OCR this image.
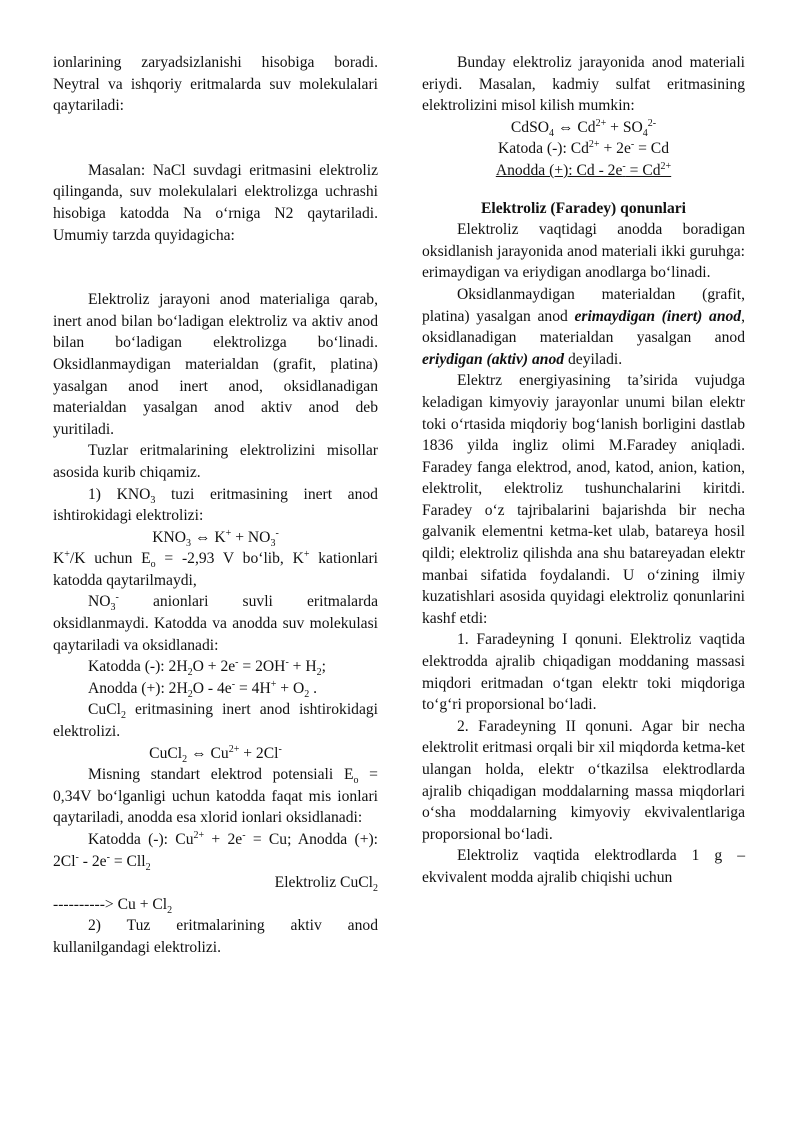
ionlarining zaryadsizlanishi hisobiga boradi. Neytral va ishqoriy eritmalarda suv molekulalari qaytariladi:

Masalan: NaCl suvdagi eritmasini elektroliz qilinganda, suv molekulalari elektrolizga uchrashi hisobiga katodda Na o‘rniga N2 qaytariladi. Umumiy tarzda quyidagicha:

Elektroliz jarayoni anod materialiga qarab, inert anod bilan bo‘ladigan elektroliz va aktiv anod bilan bo‘ladigan elektrolizga bo‘linadi. Oksidlanmaydigan materialdan (grafit, platina) yasalgan anod inert anod, oksidlanadigan materialdan yasalgan anod aktiv anod deb yuritiladi.

Tuzlar eritmalarining elektrolizini misollar asosida kurib chiqamiz.

1) $KNO_3$ tuzi eritmasining inert anod ishtirokidagi elektrolizi:

$KNO_3$ ⇔ $K^+ + NO_3^-$

K+/K uchun $E_o = -2,93$ V bo‘lib, K+ kationlari katodda qaytarilmaydi,

$NO_3^-$ anionlari suvli eritmalarda oksidlanmaydi. Katodda va anodda suv molekulasi qaytariladi va oksidlanadi:

Katodda (-): $2H_2O + 2e^- = 2OH^- + H_2$;

Anodda (+): $2H_2O - 4e^- = 4H^+ + O_2$ .

CuCl$_2$ eritmasining inert anod ishtirokidagi elektrolizi.

CuCl$_2$ ⇔ $Cu^{2+} + 2Cl^-$

Misning standart elektrod potensiali $E_o = 0,34V$ bo‘lganligi uchun katodda faqat mis ionlari qaytariladi, anodda esa xlorid ionlari oksidlanadi:

Katodda (-): $Cu^{2+} + 2e^- = Cu$; Anodda (+): 2Cl- - 2e- = Cll$_2$

Elektroliz CuCl$_2$

----------> $Cu + Cl_2$

2) Tuz eritmalarining aktiv anod kullanilgandagi elektrolizi.

Bunday elektroliz jarayonida anod materiali eriydi. Masalan, kadmiy sulfat eritmasining elektrolizini misol kilish mumkin:

CdSO$_4$ ⇔ $Cd^{2+} + SO_4^{2-}$

Katoda (-): $Cd^{2+} + 2e^- = Cd$

Anodda (+): $Cd - 2e^- = Cd^{2+}$

Elektroliz (Faradey) qonunlari

Elektroliz vaqtidagi anodda boradigan oksidlanish jarayonida anod materiali ikki guruhga: erimaydigan va eriydigan anodlarga bo‘linadi.

Oksidlanmaydigan materialdan (grafit, platina) yasalgan anod erimaydigan (inert) anod, oksidlanadigan materialdan yasalgan anod eriydigan (aktiv) anod deyiladi.

Elektrz energiyasining ta’sirida vujudga keladigan kimyoviy jarayonlar unumi bilan elektr toki o‘rtasida miqdoriy bog‘lanish borligini dastlab 1836 yilda ingliz olimi M.Faradey aniqladi. Faradey fanga elektrod, anod, katod, anion, kation, elektrolit, elektroliz tushunchalarini kiritdi. Faradey o‘z tajribalarini bajarishda bir necha galvanik elementni ketma-ket ulab, batareya hosil qildi; elektroliz qilishda ana shu batareyadan elektr manbai sifatida foydalandi. U o‘zining ilmiy kuzatishlari asosida quyidagi elektroliz qonunlarini kashf etdi:

1. Faradeyning I qonuni. Elektroliz vaqtida elektrodda ajralib chiqadigan moddaning massasi miqdori eritmadan o‘tgan elektr toki miqdoriga to‘g‘ri proporsional bo‘ladi.

2. Faradeyning II qonuni. Agar bir necha elektrolit eritmasi orqali bir xil miqdorda ketma-ket ulangan holda, elektr o‘tkazilsa elektrodlarda ajralib chiqadigan moddalarning massa miqdorlari o‘sha moddalarning kimyoviy ekvivalentlariga proporsional bo‘ladi.

Elektroliz vaqtida elektrodlarda 1 g – ekvivalent modda ajralib chiqishi uchun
---*---
**INSTRUCTIONS FOR THE TASK:** How many lines in these entries contain the string "Faradeyning"? State the number and nothing more.

**PROBLEM SOLUTION:** 2